* [WORK INSTRUCTIONS]:
Copy the data that follows exactly. Include no pictures.

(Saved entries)
■ ■ ■ ■ ■ ■ ■
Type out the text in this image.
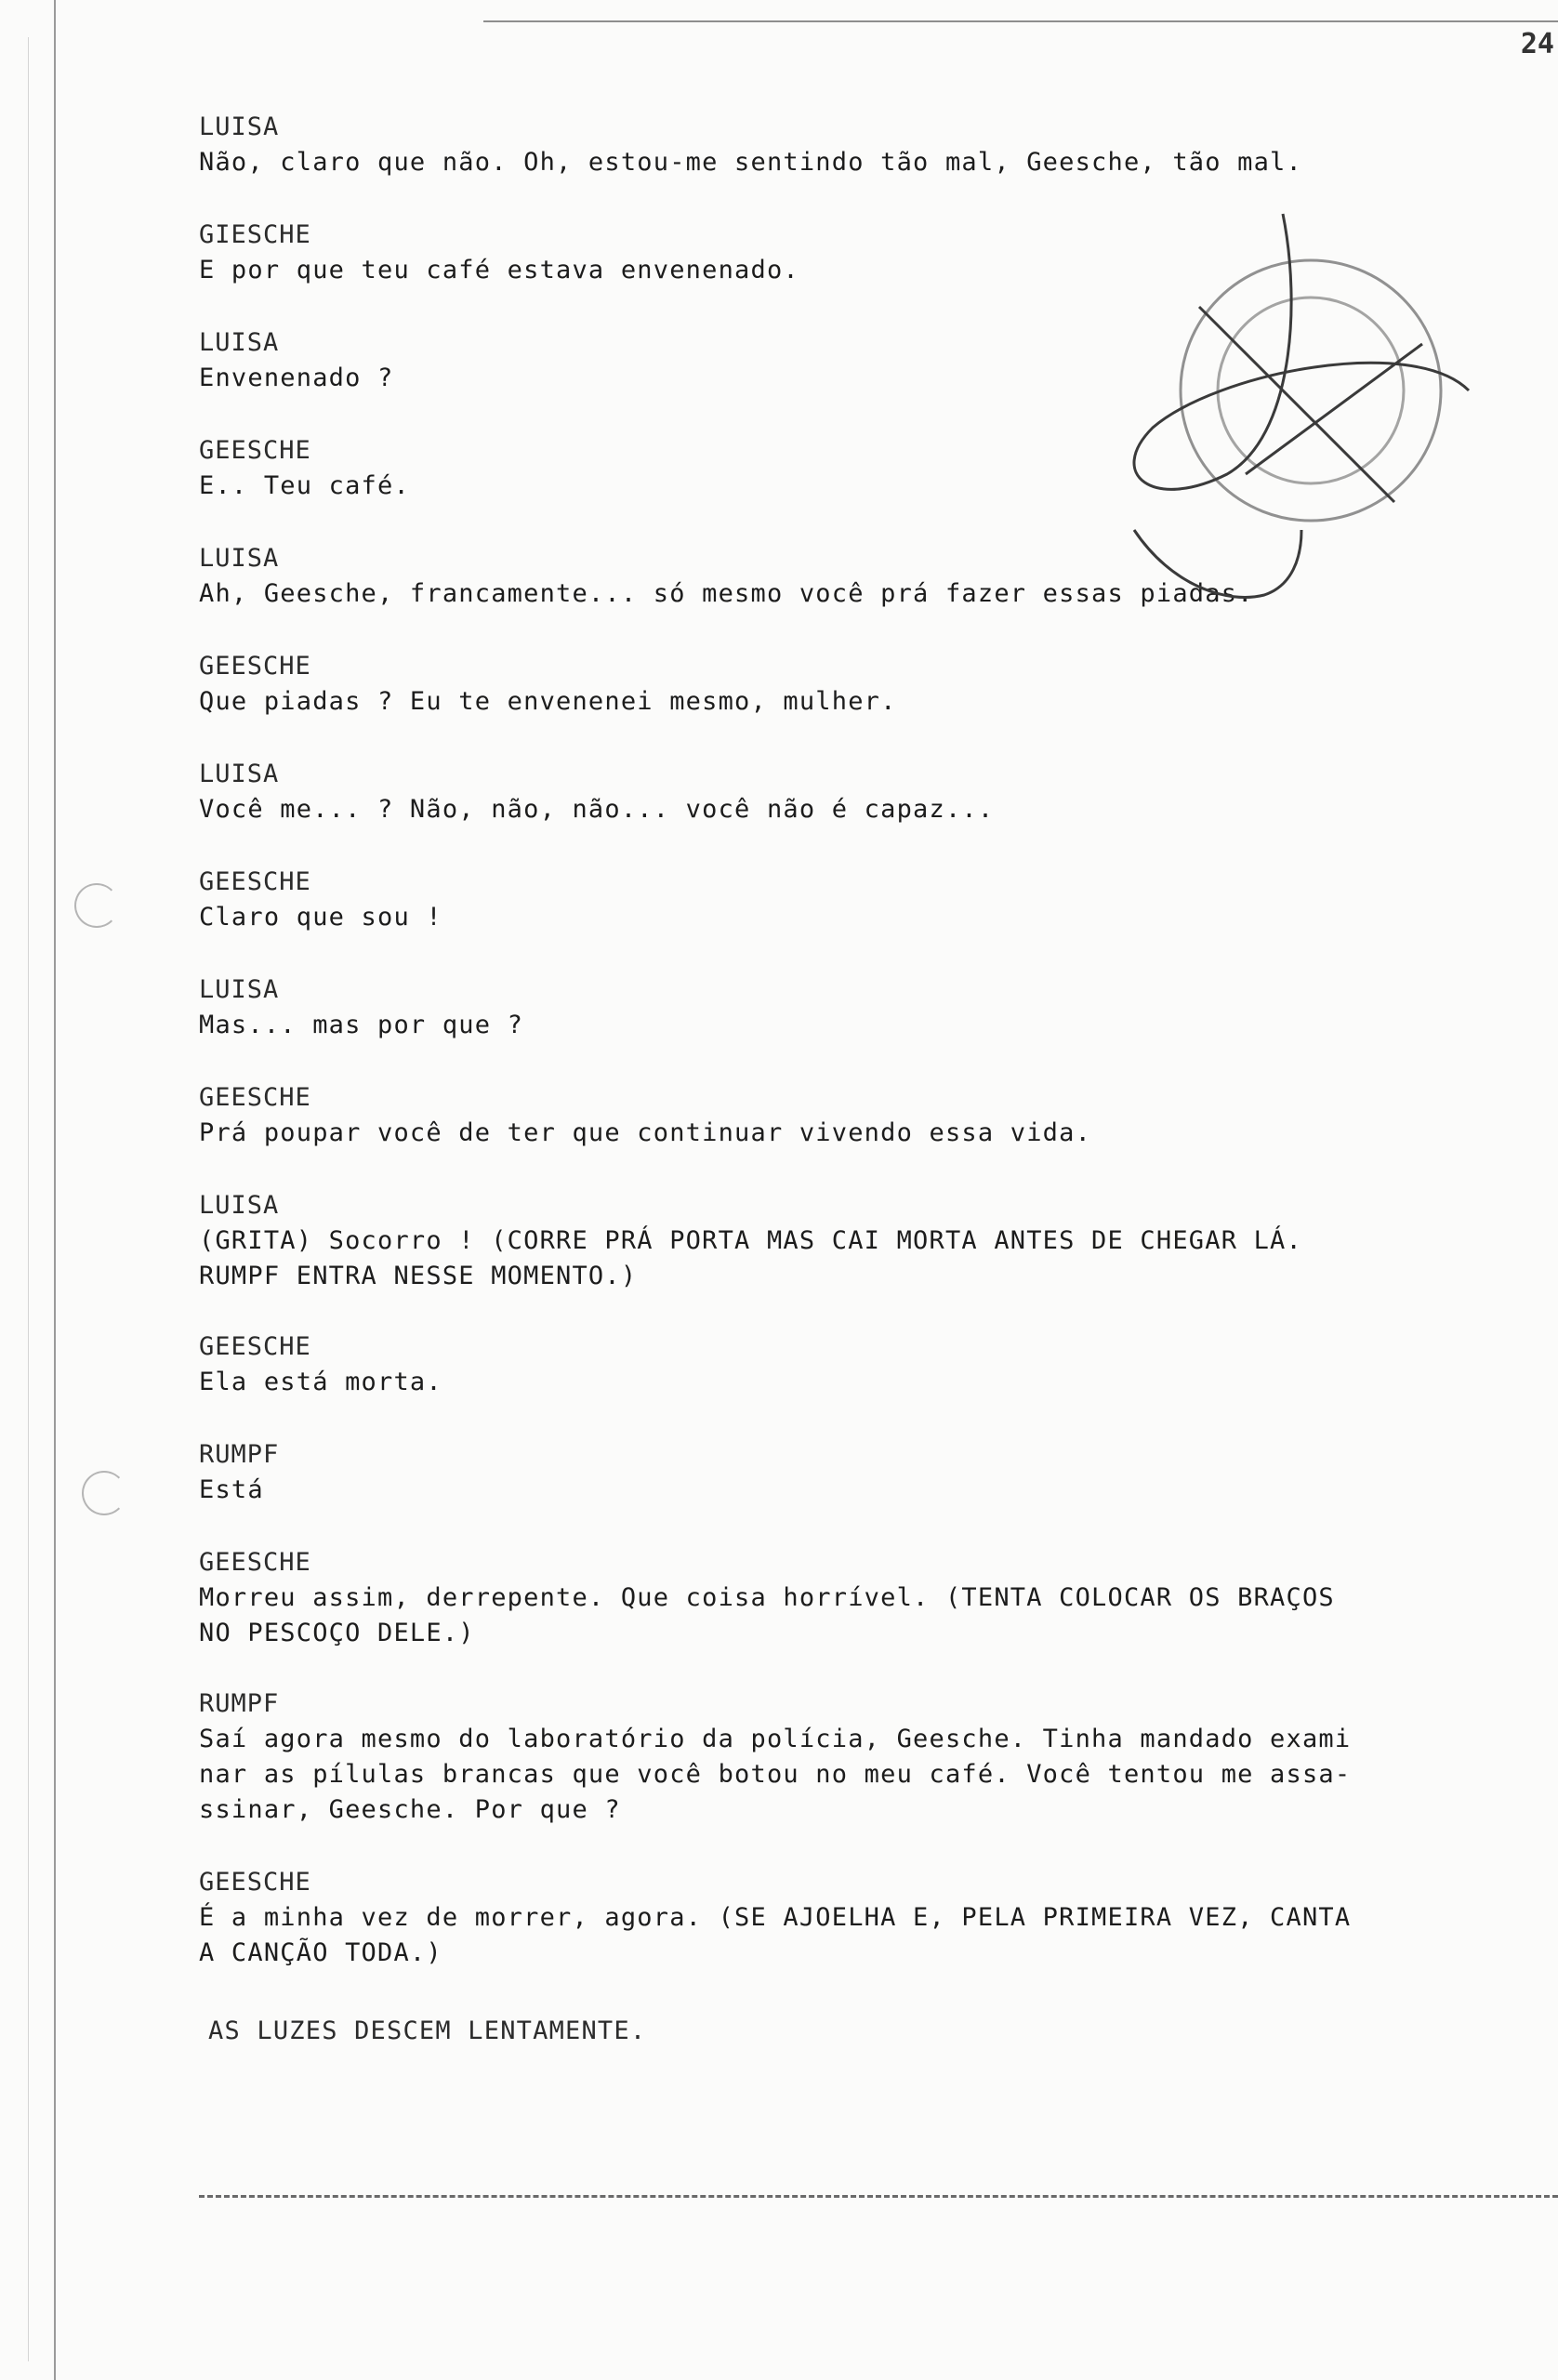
24
LUISA
Não, claro que não. Oh, estou-me sentindo tão mal, Geesche, tão mal.
GIESCHE
E por que teu café estava envenenado.
LUISA
Envenenado ?
GEESCHE
E.. Teu café.
LUISA
Ah, Geesche, francamente... só mesmo você prá fazer essas piadas.
GEESCHE
Que piadas ? Eu te envenenei mesmo, mulher.
LUISA
Você me... ? Não, não, não... você não é capaz...
GEESCHE
Claro que sou !
LUISA
Mas... mas por que ?
GEESCHE
Prá poupar você de ter que continuar vivendo essa vida.
LUISA
(GRITA) Socorro ! (CORRE PRÁ PORTA MAS CAI MORTA ANTES DE CHEGAR LÁ.
RUMPF ENTRA NESSE MOMENTO.)
GEESCHE
Ela está morta.
RUMPF
Está
GEESCHE
Morreu assim, derrepente. Que coisa horrível. (TENTA COLOCAR OS BRAÇOS
NO PESCOÇO DELE.)
RUMPF
Saí agora mesmo do laboratório da polícia, Geesche. Tinha mandado exami
nar as pílulas brancas que você botou no meu café. Você tentou me assa-
ssinar, Geesche. Por que ?
GEESCHE
É a minha vez de morrer, agora. (SE AJOELHA E, PELA PRIMEIRA VEZ, CANTA
A CANÇÃO TODA.)
AS LUZES DESCEM LENTAMENTE.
■ ■ ■ ■ ■ ■ ■
* [WRITTEN RESPONSE]:
Type out the text in this image.
24
LUISA
Não, claro que não. Oh, estou-me sentindo tão mal, Geesche, tão mal.
GIESCHE
E por que teu café estava envenenado.
LUISA
Envenenado ?
GEESCHE
E.. Teu café.
LUISA
Ah, Geesche, francamente... só mesmo você prá fazer essas piadas.
GEESCHE
Que piadas ? Eu te envenenei mesmo, mulher.
LUISA
Você me... ? Não, não, não... você não é capaz...
GEESCHE
Claro que sou !
LUISA
Mas... mas por que ?
GEESCHE
Prá poupar você de ter que continuar vivendo essa vida.
LUISA
(GRITA) Socorro ! (CORRE PRÁ PORTA MAS CAI MORTA ANTES DE CHEGAR LÁ.
RUMPF ENTRA NESSE MOMENTO.)
GEESCHE
Ela está morta.
RUMPF
Está
GEESCHE
Morreu assim, derrepente. Que coisa horrível. (TENTA COLOCAR OS BRAÇOS
NO PESCOÇO DELE.)
RUMPF
Saí agora mesmo do laboratório da polícia, Geesche. Tinha mandado exami
nar as pílulas brancas que você botou no meu café. Você tentou me assa-
ssinar, Geesche. Por que ?
GEESCHE
É a minha vez de morrer, agora. (SE AJOELHA E, PELA PRIMEIRA VEZ, CANTA
A CANÇÃO TODA.)
AS LUZES DESCEM LENTAMENTE.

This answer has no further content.